Task instructions |
Find the word "THAN" in the records below. List each line containing it.

Record extracts |

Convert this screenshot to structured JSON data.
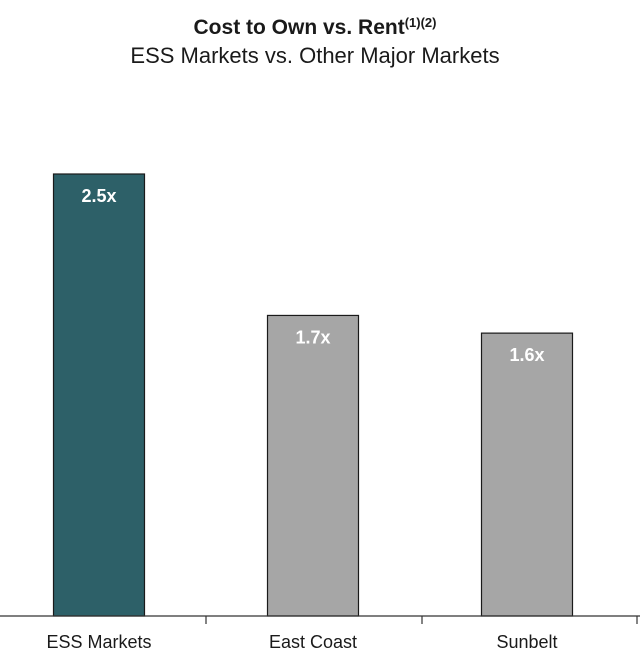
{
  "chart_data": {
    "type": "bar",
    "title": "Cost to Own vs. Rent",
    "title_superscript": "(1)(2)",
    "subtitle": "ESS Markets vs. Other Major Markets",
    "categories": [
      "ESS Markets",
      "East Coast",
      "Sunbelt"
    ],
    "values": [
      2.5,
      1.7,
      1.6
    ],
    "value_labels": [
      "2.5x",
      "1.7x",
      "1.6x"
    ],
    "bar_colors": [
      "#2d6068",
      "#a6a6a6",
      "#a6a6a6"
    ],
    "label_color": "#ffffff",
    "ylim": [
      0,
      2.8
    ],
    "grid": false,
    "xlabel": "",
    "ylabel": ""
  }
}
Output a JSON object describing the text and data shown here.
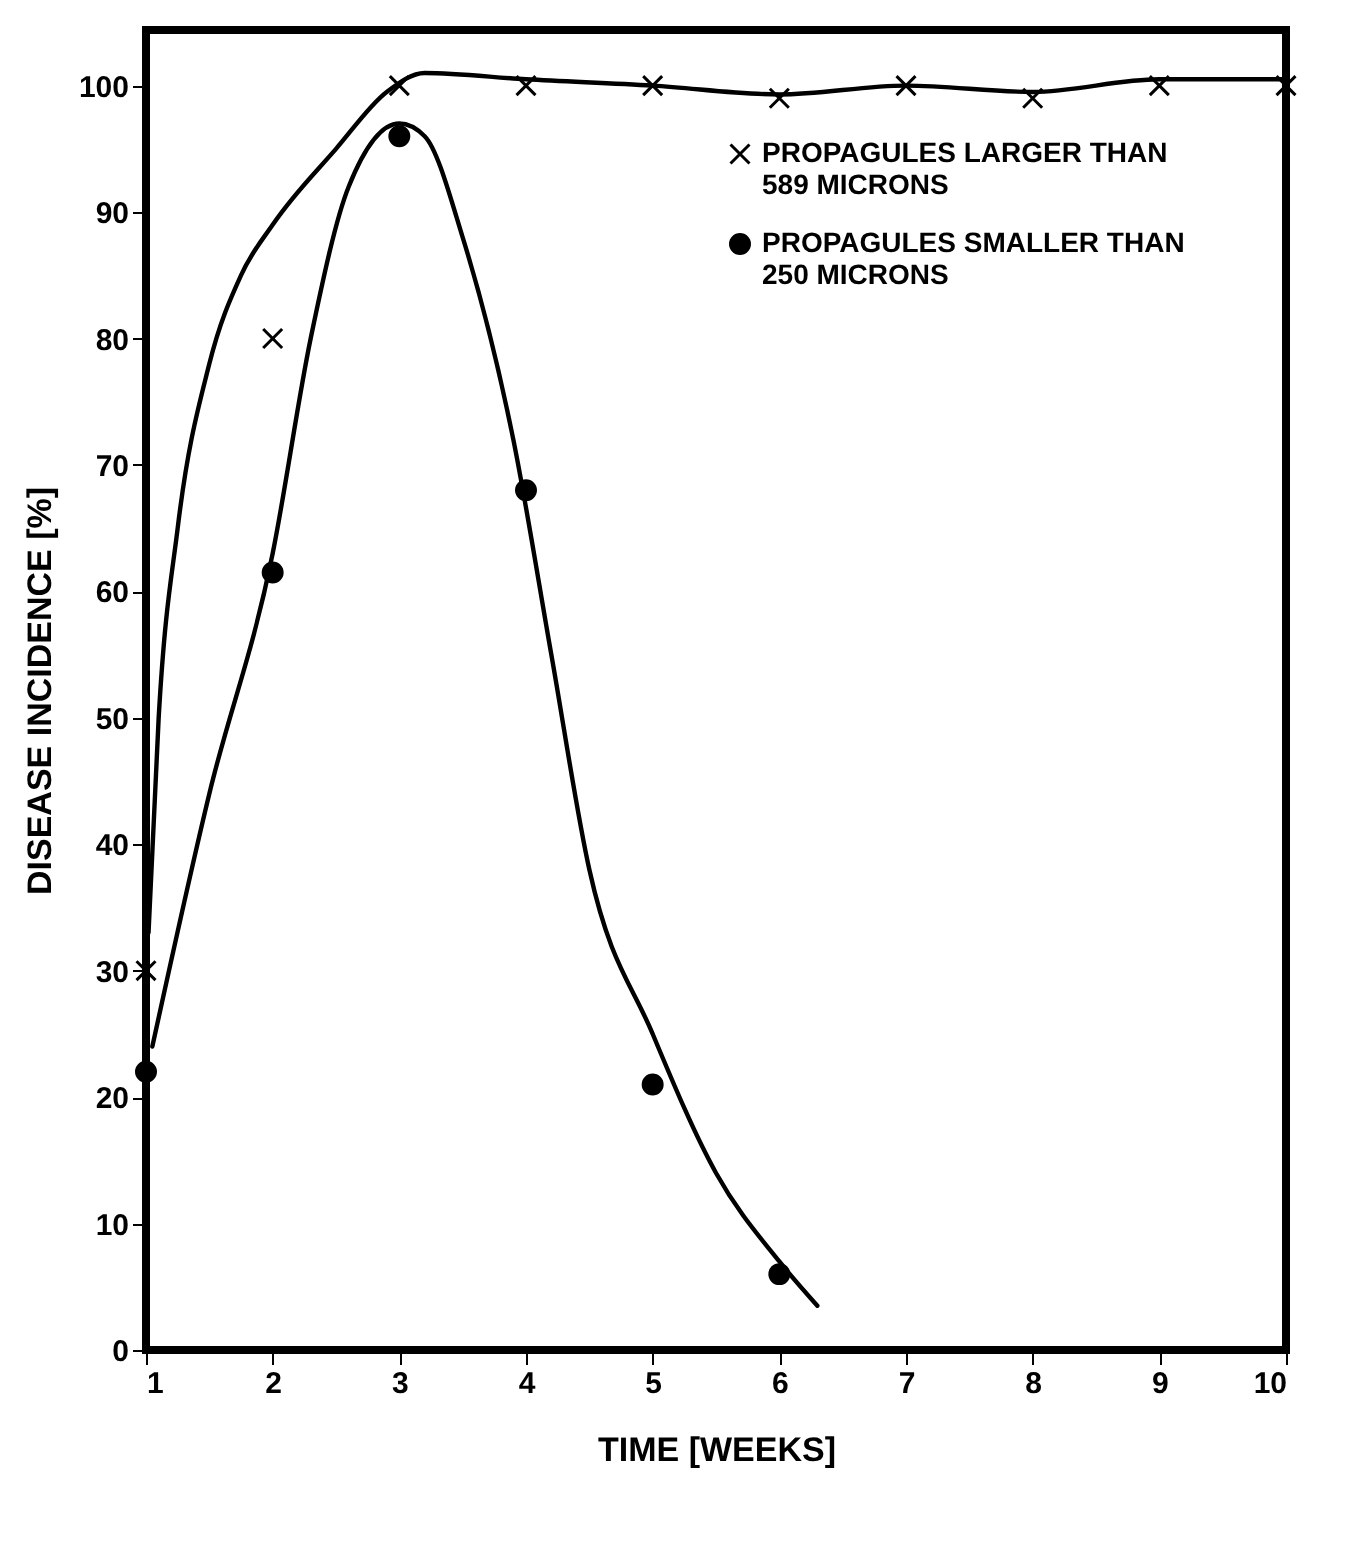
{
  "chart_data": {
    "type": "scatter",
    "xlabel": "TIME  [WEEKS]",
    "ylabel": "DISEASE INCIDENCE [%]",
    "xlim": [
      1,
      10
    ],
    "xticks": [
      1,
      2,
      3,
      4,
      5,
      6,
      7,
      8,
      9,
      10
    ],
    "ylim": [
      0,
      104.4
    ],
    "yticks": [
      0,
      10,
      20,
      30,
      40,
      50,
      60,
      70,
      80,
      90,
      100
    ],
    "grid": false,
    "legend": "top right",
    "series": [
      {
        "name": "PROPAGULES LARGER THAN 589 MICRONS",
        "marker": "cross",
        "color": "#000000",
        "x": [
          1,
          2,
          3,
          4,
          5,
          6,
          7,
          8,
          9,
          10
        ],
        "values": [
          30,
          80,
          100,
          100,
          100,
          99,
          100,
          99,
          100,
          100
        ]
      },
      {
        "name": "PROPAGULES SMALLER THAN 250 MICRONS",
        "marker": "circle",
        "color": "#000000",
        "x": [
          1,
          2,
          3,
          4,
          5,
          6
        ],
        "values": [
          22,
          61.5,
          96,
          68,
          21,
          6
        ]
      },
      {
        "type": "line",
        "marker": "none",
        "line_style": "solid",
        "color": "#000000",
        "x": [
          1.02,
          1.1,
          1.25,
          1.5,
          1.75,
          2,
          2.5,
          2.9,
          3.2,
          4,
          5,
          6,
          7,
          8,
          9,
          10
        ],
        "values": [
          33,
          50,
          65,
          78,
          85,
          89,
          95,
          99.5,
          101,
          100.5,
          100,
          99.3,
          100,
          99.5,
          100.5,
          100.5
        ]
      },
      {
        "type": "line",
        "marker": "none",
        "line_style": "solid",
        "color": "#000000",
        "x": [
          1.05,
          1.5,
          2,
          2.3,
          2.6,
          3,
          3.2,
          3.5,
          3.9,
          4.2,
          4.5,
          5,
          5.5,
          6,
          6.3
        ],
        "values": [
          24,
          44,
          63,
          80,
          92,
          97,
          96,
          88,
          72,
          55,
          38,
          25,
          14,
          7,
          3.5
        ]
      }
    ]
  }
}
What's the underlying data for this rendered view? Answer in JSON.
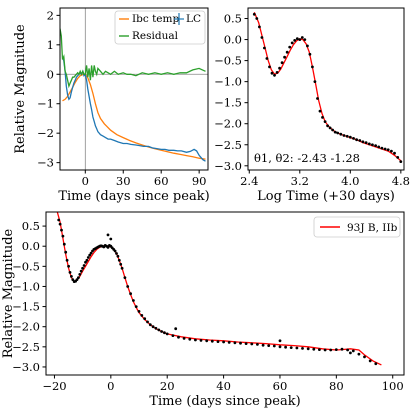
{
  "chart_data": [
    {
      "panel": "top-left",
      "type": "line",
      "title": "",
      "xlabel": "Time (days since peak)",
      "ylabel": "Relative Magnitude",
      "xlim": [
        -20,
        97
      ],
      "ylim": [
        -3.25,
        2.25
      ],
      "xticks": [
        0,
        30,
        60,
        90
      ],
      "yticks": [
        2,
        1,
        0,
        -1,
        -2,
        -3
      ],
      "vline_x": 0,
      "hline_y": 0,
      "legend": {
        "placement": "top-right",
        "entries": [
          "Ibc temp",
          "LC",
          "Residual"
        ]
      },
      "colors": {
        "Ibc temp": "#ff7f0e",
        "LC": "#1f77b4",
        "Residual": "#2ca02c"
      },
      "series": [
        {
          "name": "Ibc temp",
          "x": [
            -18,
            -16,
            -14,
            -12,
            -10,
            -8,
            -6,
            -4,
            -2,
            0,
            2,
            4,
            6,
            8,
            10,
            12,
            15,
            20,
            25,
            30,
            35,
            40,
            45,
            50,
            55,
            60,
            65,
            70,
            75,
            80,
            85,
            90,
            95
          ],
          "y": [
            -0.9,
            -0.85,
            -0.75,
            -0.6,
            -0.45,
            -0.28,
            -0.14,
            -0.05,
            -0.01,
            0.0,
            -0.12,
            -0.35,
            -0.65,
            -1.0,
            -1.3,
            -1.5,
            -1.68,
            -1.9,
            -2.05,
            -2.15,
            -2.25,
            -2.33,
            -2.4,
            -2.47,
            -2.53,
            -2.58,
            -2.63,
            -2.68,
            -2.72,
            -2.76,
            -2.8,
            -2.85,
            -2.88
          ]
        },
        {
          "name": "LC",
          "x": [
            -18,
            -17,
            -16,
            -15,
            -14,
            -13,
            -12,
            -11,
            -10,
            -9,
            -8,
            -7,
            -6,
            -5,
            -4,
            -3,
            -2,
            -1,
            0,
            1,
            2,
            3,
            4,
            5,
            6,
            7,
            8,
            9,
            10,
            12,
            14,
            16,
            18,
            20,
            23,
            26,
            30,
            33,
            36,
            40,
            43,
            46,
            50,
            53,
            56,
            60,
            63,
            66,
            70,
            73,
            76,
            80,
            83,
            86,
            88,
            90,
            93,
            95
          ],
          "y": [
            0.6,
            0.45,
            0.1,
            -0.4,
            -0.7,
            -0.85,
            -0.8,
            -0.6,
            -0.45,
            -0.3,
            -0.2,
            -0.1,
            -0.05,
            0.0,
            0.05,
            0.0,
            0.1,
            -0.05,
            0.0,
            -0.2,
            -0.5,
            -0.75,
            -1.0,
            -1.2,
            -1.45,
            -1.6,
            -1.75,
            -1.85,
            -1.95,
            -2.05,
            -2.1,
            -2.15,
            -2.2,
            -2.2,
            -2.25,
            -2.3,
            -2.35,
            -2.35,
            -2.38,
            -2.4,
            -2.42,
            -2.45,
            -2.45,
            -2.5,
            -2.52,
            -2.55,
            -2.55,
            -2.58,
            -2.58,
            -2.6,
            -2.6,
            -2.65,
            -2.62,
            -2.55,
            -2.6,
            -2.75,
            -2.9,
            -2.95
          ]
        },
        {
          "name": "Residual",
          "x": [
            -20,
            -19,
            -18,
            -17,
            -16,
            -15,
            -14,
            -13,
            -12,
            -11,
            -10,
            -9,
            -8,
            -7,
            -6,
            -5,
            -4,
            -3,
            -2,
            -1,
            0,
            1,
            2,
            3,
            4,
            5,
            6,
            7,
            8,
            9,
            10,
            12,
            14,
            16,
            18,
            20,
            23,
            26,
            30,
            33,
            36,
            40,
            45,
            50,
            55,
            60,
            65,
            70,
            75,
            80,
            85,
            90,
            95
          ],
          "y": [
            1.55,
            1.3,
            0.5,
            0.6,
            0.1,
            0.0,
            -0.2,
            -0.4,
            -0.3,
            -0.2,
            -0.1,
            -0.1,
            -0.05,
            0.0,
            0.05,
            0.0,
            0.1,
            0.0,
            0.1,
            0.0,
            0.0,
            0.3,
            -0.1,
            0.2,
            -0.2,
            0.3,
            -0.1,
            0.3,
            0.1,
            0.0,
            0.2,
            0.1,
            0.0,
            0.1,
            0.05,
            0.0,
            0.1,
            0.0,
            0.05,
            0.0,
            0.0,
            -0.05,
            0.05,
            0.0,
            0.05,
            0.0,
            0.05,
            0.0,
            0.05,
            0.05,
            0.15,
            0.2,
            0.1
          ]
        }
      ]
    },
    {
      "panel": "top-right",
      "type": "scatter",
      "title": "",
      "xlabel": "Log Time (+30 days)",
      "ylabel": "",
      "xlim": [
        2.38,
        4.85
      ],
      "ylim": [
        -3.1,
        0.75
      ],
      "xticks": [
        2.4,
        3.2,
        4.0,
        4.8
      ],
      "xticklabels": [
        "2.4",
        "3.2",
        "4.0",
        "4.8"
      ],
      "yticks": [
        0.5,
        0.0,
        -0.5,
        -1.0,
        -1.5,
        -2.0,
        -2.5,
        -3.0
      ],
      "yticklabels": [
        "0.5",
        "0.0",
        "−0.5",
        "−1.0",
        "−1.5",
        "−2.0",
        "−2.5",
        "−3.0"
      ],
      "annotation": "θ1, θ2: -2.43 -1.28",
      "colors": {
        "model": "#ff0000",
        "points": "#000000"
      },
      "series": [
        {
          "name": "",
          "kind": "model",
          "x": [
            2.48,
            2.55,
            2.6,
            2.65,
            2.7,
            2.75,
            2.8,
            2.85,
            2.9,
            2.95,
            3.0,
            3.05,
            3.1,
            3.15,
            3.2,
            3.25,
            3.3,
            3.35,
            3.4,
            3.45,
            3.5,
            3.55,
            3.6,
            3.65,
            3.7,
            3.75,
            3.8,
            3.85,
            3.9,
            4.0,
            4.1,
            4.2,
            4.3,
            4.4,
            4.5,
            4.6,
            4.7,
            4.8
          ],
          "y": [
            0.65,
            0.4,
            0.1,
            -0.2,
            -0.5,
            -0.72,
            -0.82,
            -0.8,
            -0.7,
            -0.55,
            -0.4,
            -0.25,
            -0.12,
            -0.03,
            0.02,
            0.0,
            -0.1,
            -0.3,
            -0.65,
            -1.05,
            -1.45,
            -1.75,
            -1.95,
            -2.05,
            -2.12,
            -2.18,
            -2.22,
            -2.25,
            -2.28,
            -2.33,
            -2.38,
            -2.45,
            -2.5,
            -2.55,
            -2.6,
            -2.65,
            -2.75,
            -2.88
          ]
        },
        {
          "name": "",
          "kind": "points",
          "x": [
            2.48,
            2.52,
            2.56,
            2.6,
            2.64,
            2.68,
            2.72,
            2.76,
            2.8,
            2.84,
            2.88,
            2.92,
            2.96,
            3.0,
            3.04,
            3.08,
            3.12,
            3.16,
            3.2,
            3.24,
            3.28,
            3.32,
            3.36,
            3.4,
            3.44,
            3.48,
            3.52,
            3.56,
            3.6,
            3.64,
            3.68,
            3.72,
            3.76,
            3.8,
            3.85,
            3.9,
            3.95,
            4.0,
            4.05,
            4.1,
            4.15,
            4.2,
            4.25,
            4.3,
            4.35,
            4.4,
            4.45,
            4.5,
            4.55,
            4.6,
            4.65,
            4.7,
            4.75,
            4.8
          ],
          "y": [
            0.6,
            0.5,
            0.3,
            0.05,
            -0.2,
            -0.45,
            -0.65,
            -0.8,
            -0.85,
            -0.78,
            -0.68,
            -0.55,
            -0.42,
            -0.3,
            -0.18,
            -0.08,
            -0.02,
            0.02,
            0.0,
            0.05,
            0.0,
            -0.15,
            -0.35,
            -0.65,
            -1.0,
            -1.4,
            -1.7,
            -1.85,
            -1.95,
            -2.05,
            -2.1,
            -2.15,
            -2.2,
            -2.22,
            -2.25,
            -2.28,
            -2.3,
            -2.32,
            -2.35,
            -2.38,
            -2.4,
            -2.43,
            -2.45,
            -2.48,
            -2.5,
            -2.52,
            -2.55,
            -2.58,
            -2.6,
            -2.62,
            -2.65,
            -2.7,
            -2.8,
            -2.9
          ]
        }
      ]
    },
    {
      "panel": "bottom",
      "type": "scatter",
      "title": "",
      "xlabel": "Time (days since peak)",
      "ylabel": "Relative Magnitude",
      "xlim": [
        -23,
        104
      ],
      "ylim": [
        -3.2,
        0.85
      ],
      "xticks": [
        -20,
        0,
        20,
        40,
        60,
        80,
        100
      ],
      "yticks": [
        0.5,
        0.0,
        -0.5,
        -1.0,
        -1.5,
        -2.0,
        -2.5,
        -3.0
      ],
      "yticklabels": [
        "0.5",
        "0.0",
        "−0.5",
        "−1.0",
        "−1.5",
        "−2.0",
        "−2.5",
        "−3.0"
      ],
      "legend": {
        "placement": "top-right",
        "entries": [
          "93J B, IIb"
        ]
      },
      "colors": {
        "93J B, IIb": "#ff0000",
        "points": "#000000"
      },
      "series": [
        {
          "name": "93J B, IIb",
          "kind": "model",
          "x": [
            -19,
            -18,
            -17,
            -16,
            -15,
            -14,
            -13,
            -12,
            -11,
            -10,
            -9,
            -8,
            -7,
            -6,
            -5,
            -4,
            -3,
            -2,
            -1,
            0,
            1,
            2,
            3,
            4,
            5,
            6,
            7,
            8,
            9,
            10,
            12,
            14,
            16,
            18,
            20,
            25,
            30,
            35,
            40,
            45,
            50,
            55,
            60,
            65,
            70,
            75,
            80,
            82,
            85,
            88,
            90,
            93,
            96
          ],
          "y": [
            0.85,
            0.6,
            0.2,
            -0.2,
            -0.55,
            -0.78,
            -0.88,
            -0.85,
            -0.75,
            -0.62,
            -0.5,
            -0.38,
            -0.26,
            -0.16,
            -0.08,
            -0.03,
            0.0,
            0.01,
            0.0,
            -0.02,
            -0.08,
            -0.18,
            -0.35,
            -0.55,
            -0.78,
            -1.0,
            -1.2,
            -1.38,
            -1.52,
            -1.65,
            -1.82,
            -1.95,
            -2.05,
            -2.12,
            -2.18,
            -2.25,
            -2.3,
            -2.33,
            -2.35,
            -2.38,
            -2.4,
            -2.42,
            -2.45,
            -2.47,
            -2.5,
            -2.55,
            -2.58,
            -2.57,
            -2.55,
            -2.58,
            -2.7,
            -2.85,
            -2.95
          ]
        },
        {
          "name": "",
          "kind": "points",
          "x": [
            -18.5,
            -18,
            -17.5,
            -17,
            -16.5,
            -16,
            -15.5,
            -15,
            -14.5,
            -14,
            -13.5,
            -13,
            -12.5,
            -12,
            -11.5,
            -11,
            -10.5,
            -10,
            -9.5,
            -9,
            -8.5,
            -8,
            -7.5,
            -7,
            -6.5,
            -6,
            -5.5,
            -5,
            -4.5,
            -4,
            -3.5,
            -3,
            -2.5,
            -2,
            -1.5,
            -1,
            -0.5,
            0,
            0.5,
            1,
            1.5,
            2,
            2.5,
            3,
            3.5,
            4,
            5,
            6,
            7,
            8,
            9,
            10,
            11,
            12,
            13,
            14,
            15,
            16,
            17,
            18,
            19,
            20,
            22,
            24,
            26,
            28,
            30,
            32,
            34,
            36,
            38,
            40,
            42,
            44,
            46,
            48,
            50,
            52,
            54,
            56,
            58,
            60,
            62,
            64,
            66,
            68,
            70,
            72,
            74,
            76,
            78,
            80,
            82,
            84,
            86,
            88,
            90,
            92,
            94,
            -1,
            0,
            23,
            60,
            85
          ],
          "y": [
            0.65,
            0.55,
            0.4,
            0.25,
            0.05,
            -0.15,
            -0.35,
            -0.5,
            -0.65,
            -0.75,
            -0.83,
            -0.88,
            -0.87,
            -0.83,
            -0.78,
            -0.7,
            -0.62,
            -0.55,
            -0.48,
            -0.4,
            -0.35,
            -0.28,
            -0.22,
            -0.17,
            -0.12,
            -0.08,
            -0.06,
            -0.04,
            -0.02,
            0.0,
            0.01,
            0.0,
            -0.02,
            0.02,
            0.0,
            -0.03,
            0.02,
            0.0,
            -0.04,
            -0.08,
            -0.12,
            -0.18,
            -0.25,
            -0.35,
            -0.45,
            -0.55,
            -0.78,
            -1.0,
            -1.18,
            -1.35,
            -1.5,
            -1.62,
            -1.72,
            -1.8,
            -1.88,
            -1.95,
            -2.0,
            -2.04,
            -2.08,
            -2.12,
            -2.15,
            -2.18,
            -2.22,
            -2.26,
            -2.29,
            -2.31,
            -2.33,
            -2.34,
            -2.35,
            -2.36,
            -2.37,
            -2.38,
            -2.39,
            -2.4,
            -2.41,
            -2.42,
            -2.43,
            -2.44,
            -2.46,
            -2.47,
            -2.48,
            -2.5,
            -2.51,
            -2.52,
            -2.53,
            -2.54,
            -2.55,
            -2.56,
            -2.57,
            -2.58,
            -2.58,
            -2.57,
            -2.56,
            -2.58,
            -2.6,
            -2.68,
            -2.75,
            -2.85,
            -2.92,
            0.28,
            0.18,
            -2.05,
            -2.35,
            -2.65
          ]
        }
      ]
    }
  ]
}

Response for this exercise |
        "name": "PROPAGULES LARGER THAN 589 MICRONS",
        "name": "PROPAGULES SMALLER THAN 250 MICRONS",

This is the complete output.